Text segment:
# # # # #
The negative media onslaught over daily fantasy sports must be costing operators a fortune in legal fees, as DraftKings has reportedly gone looking for another $200m in venture capital.
On Thursday, Boston Business Journal technology editor Sara Castellanos reported that the Boston-based DraftKings was “quietly raising” an additional $200m in investor funding, suggesting that the data leak controversy hasn’t dimmed the company’s appeal in the eyes of deep-pocketed speculators.
While the round hasn’t officially closed, the extra scratch would bring total VC investment in DraftKings to around $630m, according to research firm PitchBook. That would put DraftKings’ valuation somewhere in the $2b range, having already achieved so-called ‘unicorn’ status following its $300m funding round this summer.
Castellanos reported that DraftKings CEO Jason Robins gave a keynote speech at an awards ceremony in Boston on Wednesday at which he claimed his company had raised over $500m to date, higher than the $426m the company has previously cited. A DraftKings spokesman later said the company hadn’t raised more money than it had disclosed following this summer’s funding round.
DRAFTKINGS STAFF PLAYING “INTRA-COMPANY” GAMES FOLLOWING BAN
Robins endured a Q&A session on Thursday at the Sports Business Journal’s annual Sports Media & Technology conference in New York, during which he revealed that his company’s UK-facing site would launch in December. The UK site has added to DraftKings’ recent woes, as the company was required to obtain a UK Gambling Commission license, which tended to undercut Robins’ ‘DFS isn’t gambling’ mantra.
Robins also revealed that he was prepared to lose some DraftKings staffers now that they were banned from playing on rival DFS sites but Robins said media reports of DFS employees “raking in a ton of money” playing DFS were overblown. Robins said playing DFS was “mostly a hobby and a passion” for staffers and that “the impact to their compensation overall to how much money they make is quite minimal.”
# # # # #
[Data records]

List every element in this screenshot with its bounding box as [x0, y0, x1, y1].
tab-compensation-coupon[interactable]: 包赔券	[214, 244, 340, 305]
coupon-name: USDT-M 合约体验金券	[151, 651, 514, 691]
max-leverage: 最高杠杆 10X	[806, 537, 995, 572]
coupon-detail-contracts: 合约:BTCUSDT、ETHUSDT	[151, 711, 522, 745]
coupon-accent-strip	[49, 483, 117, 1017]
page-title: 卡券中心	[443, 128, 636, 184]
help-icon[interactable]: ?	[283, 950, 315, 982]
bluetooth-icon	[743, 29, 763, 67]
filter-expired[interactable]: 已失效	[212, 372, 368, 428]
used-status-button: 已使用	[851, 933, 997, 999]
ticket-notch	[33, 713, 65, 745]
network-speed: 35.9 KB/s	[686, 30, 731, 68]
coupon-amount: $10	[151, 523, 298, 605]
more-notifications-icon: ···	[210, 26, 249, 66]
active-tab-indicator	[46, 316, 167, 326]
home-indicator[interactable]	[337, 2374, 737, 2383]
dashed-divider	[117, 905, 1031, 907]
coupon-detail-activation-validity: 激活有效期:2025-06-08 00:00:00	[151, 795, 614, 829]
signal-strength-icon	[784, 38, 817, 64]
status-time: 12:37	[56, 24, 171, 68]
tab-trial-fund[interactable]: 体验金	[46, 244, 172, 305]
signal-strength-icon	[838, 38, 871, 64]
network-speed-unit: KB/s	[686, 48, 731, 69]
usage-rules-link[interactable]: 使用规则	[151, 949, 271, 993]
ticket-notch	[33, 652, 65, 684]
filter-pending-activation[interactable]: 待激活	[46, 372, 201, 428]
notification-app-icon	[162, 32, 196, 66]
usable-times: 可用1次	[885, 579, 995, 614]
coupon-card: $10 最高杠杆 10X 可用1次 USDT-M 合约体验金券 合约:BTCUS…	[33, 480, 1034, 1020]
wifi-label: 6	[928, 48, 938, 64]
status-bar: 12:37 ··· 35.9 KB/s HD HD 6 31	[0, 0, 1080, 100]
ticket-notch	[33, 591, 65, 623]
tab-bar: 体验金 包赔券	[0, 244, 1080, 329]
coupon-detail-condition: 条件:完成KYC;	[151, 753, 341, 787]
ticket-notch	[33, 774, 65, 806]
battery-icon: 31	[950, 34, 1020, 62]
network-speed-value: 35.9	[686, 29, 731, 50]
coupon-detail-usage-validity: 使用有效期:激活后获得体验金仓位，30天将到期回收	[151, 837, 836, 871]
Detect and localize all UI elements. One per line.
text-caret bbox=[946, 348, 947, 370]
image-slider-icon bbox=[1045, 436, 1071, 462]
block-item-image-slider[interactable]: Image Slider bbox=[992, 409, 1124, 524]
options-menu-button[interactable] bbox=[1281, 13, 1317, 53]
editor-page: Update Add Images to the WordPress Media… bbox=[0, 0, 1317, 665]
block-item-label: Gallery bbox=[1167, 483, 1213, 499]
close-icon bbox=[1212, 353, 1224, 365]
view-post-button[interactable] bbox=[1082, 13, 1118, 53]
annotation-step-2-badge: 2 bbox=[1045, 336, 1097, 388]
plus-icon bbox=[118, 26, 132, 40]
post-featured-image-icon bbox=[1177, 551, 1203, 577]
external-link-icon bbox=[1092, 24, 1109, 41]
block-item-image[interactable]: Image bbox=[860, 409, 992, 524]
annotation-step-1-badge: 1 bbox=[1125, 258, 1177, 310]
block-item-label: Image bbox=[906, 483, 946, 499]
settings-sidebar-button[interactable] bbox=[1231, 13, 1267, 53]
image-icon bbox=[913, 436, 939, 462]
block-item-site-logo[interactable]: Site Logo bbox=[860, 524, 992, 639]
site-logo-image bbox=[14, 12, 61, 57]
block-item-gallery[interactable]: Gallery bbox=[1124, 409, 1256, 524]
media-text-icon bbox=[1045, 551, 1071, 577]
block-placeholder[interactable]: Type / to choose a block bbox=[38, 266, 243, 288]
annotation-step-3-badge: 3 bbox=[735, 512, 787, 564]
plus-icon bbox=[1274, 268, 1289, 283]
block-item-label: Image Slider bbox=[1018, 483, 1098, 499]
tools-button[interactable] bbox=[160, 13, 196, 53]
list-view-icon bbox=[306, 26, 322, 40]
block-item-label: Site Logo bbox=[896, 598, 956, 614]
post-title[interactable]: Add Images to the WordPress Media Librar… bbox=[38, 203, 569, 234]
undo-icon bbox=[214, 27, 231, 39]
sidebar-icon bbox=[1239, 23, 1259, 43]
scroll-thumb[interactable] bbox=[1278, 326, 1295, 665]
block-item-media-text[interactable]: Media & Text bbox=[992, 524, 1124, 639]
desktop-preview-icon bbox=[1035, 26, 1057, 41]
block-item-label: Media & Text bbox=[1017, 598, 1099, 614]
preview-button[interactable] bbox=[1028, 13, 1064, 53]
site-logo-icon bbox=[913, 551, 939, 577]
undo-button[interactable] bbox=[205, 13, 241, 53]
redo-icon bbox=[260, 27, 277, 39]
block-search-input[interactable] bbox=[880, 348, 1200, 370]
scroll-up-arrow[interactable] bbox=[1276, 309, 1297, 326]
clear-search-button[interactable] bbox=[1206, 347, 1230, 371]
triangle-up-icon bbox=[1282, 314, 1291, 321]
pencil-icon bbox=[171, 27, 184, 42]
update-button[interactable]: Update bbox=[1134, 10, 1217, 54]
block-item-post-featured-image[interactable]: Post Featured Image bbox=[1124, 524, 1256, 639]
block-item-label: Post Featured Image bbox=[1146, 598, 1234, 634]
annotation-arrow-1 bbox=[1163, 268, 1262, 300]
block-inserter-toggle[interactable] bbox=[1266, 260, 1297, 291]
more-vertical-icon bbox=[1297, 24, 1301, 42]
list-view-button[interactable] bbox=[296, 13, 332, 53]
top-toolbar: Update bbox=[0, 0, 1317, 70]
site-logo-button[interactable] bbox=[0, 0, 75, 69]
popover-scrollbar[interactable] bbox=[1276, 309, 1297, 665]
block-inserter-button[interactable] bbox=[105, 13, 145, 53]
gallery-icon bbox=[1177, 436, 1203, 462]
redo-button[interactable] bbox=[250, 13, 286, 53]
# # # # #
What to produce:
In the article on DraftKings' fundraising, reproduce word for word the passage that begins at "On Thursday, Boston" and ends after "of deep-pocketed speculators.".

Completed exercise:
On Thursday, Boston Business Journal technology editor Sara Castellanos reported that the Boston-based DraftKings was “quietly raising” an additional $200m in investor funding, suggesting that the data leak controversy hasn’t dimmed the company’s appeal in the eyes of deep-pocketed speculators.